Documentation

No results
    gitHub

    Import or reverse-engineer

    In the previous tutorial, we reviewed how to add relationships to your entity-relationship diagram.  By the end of this tutorial, importing data structures and reverse-engineering of existing instances will have no secrets for you.

     

    You may also view this tutorial on YouTube.  Summary slides can be found here.

     

    The reverse-engineering function is used to import information into pre-existing or empty data models.  Reverse engineering is a useful feature to facilitate the modeling and documentation of existing instances.  After the reverse engineering has been performed, the user can enrich the model created, by filling descriptions, recording constraints that were not obvious from the stored data, documenting relationships, etc…

     

    Hackolade supports the reverse-engineering of different types of data sources:

    • a JSON or YAML document: during this process, we infer the schema for the data in the file(s)
    • a JSON Schema or YAML Schema: during this process, when applied to an RDBMS target, we optionally normalize nested structures into separate entities.
    • a Data Definition Language file (DDL): from Oracle, Microsoft SQL Server, MariaDB, MySQL, PostgreSQL, Hadoop Hive, Snowflake, Teradata, DB2, Informix, Redshift
    • an XSD schema file from another ER tool, such as erwin, ER/Studio, PowerDesigner, or other
    • an Excel file template: first export a Hackolade model (even an empty one) to generate an Excel file for the target of your choice.  Then you may bulk edit your model or create a new one before ingesting it back into the application.
    • target-specific instances: data bases and cloud storage
    • from a data dictionary (currently only Collibra.)

     

    The first 5 sources assume access to files on the (local or network) file system, whereas others require connection settings to access on-prem or cloud instances.

     

    To import from these sources, you simply go to Tools > Reverse-Engineer and choose from the menu options.  These options differ slightly from target to target.  

     

    Image

     

     

    Importing file-based sources

    For file-based imports, you are prompted with a dialog which varies slightly for each option:

     

    Image

    You must select one or more files to import.  In most cases, you will want to import as entities in the Entity-Relationship Diagram.  But also may want to import the schema as model definitions (user-defined types for RDBMS and some other targets, component schemas for OpenAPI) so they can be reused in many places in the model.

     

    When importing in the ERD, you may also merge the imported structure into an existing or new container (schema for RDBMS, namespace or keyspace for some targets, etc.)

- [Dataset]
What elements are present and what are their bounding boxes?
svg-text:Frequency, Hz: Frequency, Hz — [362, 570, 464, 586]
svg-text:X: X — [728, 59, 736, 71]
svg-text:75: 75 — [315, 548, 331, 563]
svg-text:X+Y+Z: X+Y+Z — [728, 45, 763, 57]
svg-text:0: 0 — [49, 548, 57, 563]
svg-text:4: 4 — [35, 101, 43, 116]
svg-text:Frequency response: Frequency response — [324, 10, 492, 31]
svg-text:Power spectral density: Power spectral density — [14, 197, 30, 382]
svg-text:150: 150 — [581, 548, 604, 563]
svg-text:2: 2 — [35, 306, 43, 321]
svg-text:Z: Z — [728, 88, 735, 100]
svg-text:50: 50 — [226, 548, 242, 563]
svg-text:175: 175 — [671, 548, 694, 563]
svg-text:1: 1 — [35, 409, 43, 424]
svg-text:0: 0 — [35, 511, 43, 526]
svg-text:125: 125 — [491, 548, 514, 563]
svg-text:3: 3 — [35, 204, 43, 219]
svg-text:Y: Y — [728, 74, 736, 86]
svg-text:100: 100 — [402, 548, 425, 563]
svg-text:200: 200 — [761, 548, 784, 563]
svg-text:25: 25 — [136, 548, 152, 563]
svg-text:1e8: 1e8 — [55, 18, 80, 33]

- [Exercise description] From the Hackolade reverse-engineering tutorial, write out the part starting at "To import from" and ending at "target to target.", substituting "menu items" for "menu options".

- [Your response]
To import from these sources, you simply go to Tools > Reverse-Engineer and choose from the menu items.  These options differ slightly from target to target.